WHAT IS ASKED:
Copy out the records in full, word for word, without pictures.

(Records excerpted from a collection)

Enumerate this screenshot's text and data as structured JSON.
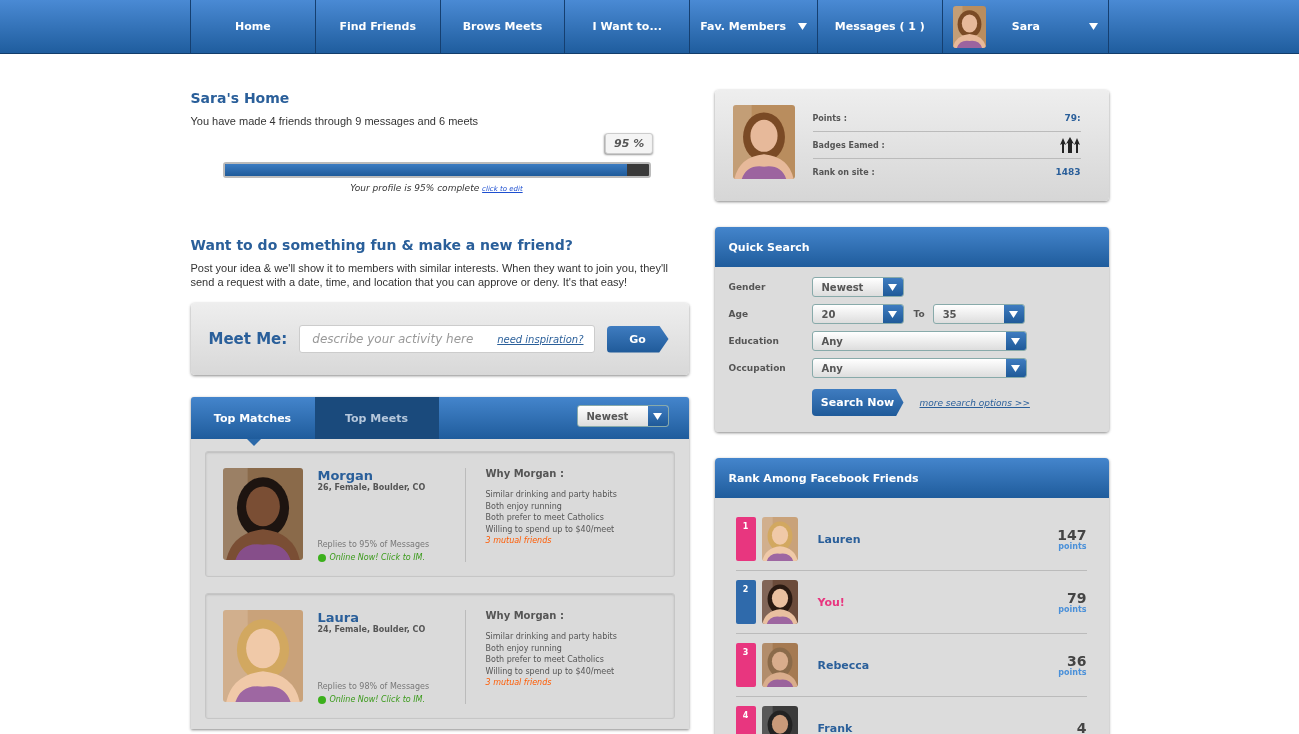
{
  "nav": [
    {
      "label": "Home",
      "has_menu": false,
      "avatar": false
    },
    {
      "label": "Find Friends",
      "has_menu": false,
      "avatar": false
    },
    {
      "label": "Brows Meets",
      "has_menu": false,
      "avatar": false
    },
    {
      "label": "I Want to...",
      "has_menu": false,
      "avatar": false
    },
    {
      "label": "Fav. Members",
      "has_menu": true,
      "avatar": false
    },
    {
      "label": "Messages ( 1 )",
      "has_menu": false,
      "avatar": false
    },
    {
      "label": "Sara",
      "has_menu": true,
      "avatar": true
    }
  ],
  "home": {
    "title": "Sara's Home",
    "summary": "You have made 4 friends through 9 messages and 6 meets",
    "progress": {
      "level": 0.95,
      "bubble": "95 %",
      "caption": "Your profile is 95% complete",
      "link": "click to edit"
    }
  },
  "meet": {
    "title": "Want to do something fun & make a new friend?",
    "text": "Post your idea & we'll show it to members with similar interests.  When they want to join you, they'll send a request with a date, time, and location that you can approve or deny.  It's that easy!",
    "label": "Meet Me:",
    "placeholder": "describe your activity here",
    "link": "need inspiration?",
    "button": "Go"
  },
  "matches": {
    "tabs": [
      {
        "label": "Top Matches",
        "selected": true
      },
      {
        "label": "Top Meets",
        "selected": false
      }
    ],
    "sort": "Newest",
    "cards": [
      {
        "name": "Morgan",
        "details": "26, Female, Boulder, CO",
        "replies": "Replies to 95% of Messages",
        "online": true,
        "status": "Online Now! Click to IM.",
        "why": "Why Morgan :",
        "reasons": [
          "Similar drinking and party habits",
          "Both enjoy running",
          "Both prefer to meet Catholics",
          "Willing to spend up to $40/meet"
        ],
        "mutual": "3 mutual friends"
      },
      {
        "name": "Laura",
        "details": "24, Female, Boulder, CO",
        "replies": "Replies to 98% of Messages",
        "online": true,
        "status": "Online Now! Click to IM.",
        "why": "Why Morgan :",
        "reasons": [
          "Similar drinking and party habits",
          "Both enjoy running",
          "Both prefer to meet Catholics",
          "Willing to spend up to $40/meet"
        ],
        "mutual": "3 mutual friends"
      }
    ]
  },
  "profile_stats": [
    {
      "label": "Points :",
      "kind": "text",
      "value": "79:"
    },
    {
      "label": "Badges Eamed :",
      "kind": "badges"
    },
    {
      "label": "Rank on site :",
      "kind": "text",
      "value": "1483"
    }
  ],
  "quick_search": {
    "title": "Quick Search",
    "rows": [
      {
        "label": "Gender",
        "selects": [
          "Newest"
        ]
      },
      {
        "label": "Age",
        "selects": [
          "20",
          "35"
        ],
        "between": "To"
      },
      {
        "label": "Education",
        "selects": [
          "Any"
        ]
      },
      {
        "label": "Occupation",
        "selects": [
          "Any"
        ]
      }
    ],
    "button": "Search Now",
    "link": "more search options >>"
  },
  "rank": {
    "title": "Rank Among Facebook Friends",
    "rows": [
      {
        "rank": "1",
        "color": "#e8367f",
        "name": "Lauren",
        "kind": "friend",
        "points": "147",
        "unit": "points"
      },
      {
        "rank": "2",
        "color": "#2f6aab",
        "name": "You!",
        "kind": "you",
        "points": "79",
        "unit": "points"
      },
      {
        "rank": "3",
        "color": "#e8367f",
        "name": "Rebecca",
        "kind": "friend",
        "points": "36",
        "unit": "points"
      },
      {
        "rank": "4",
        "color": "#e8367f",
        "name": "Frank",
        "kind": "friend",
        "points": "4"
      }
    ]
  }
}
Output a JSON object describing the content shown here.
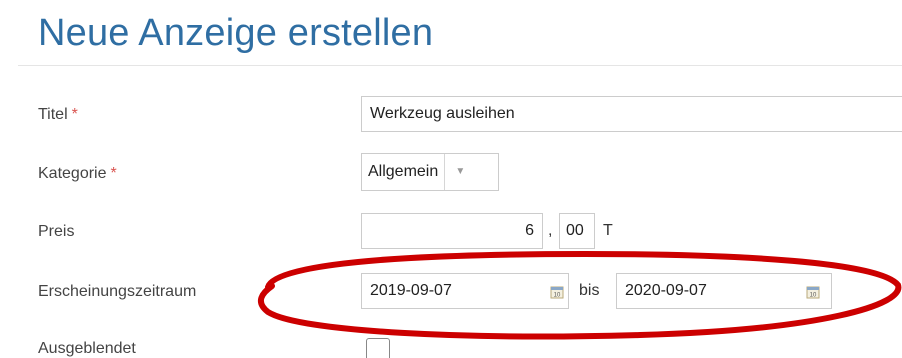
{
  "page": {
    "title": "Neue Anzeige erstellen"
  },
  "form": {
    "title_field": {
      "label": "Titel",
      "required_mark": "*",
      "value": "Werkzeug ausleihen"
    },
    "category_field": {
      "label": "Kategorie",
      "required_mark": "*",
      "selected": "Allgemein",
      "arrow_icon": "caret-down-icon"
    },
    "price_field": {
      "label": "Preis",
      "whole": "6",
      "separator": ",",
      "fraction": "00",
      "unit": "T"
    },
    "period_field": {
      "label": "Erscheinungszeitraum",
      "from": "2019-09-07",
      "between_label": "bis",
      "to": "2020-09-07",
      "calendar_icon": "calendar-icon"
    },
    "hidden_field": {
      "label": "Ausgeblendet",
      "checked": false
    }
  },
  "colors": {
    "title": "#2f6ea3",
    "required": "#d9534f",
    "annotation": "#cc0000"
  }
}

ANSWER TO THE TASK:
Enumerate this screenshot's text and data as structured JSON.
{
  "nav": [
    {
      "label": "Home",
      "has_menu": false,
      "avatar": false
    },
    {
      "label": "Find Friends",
      "has_menu": false,
      "avatar": false
    },
    {
      "label": "Brows Meets",
      "has_menu": false,
      "avatar": false
    },
    {
      "label": "I Want to...",
      "has_menu": false,
      "avatar": false
    },
    {
      "label": "Fav. Members",
      "has_menu": true,
      "avatar": false
    },
    {
      "label": "Messages ( 1 )",
      "has_menu": false,
      "avatar": false
    },
    {
      "label": "Sara",
      "has_menu": true,
      "avatar": true
    }
  ],
  "home": {
    "title": "Sara's Home",
    "summary": "You have made 4 friends through 9 messages and 6 meets",
    "progress": {
      "level": 0.95,
      "bubble": "95 %",
      "caption": "Your profile is 95% complete",
      "link": "click to edit"
    }
  },
  "meet": {
    "title": "Want to do something fun & make a new friend?",
    "text": "Post your idea & we'll show it to members with similar interests.  When they want to join you, they'll send a request with a date, time, and location that you can approve or deny.  It's that easy!",
    "label": "Meet Me:",
    "placeholder": "describe your activity here",
    "link": "need inspiration?",
    "button": "Go"
  },
  "matches": {
    "tabs": [
      {
        "label": "Top Matches",
        "selected": true
      },
      {
        "label": "Top Meets",
        "selected": false
      }
    ],
    "sort": "Newest",
    "cards": [
      {
        "name": "Morgan",
        "details": "26, Female, Boulder, CO",
        "replies": "Replies to 95% of Messages",
        "online": true,
        "status": "Online Now! Click to IM.",
        "why": "Why Morgan :",
        "reasons": [
          "Similar drinking and party habits",
          "Both enjoy running",
          "Both prefer to meet Catholics",
          "Willing to spend up to $40/meet"
        ],
        "mutual": "3 mutual friends"
      },
      {
        "name": "Laura",
        "details": "24, Female, Boulder, CO",
        "replies": "Replies to 98% of Messages",
        "online": true,
        "status": "Online Now! Click to IM.",
        "why": "Why Morgan :",
        "reasons": [
          "Similar drinking and party habits",
          "Both enjoy running",
          "Both prefer to meet Catholics",
          "Willing to spend up to $40/meet"
        ],
        "mutual": "3 mutual friends"
      }
    ]
  },
  "profile_stats": [
    {
      "label": "Points :",
      "kind": "text",
      "value": "79:"
    },
    {
      "label": "Badges Eamed :",
      "kind": "badges"
    },
    {
      "label": "Rank on site :",
      "kind": "text",
      "value": "1483"
    }
  ],
  "quick_search": {
    "title": "Quick Search",
    "rows": [
      {
        "label": "Gender",
        "selects": [
          "Newest"
        ]
      },
      {
        "label": "Age",
        "selects": [
          "20",
          "35"
        ],
        "between": "To"
      },
      {
        "label": "Education",
        "selects": [
          "Any"
        ]
      },
      {
        "label": "Occupation",
        "selects": [
          "Any"
        ]
      }
    ],
    "button": "Search Now",
    "link": "more search options >>"
  },
  "rank": {
    "title": "Rank Among Facebook Friends",
    "rows": [
      {
        "rank": "1",
        "color": "#e8367f",
        "name": "Lauren",
        "kind": "friend",
        "points": "147",
        "unit": "points"
      },
      {
        "rank": "2",
        "color": "#2f6aab",
        "name": "You!",
        "kind": "you",
        "points": "79",
        "unit": "points"
      },
      {
        "rank": "3",
        "color": "#e8367f",
        "name": "Rebecca",
        "kind": "friend",
        "points": "36",
        "unit": "points"
      },
      {
        "rank": "4",
        "color": "#e8367f",
        "name": "Frank",
        "kind": "friend",
        "points": "4"
      }
    ]
  }
}
Output a JSON object describing the content shown here.
{
  "page": {
    "title": "Neue Anzeige erstellen"
  },
  "form": {
    "title_field": {
      "label": "Titel",
      "required_mark": "*",
      "value": "Werkzeug ausleihen"
    },
    "category_field": {
      "label": "Kategorie",
      "required_mark": "*",
      "selected": "Allgemein",
      "arrow_icon": "caret-down-icon"
    },
    "price_field": {
      "label": "Preis",
      "whole": "6",
      "separator": ",",
      "fraction": "00",
      "unit": "T"
    },
    "period_field": {
      "label": "Erscheinungszeitraum",
      "from": "2019-09-07",
      "between_label": "bis",
      "to": "2020-09-07",
      "calendar_icon": "calendar-icon"
    },
    "hidden_field": {
      "label": "Ausgeblendet",
      "checked": false
    }
  },
  "colors": {
    "title": "#2f6ea3",
    "required": "#d9534f",
    "annotation": "#cc0000"
  }
}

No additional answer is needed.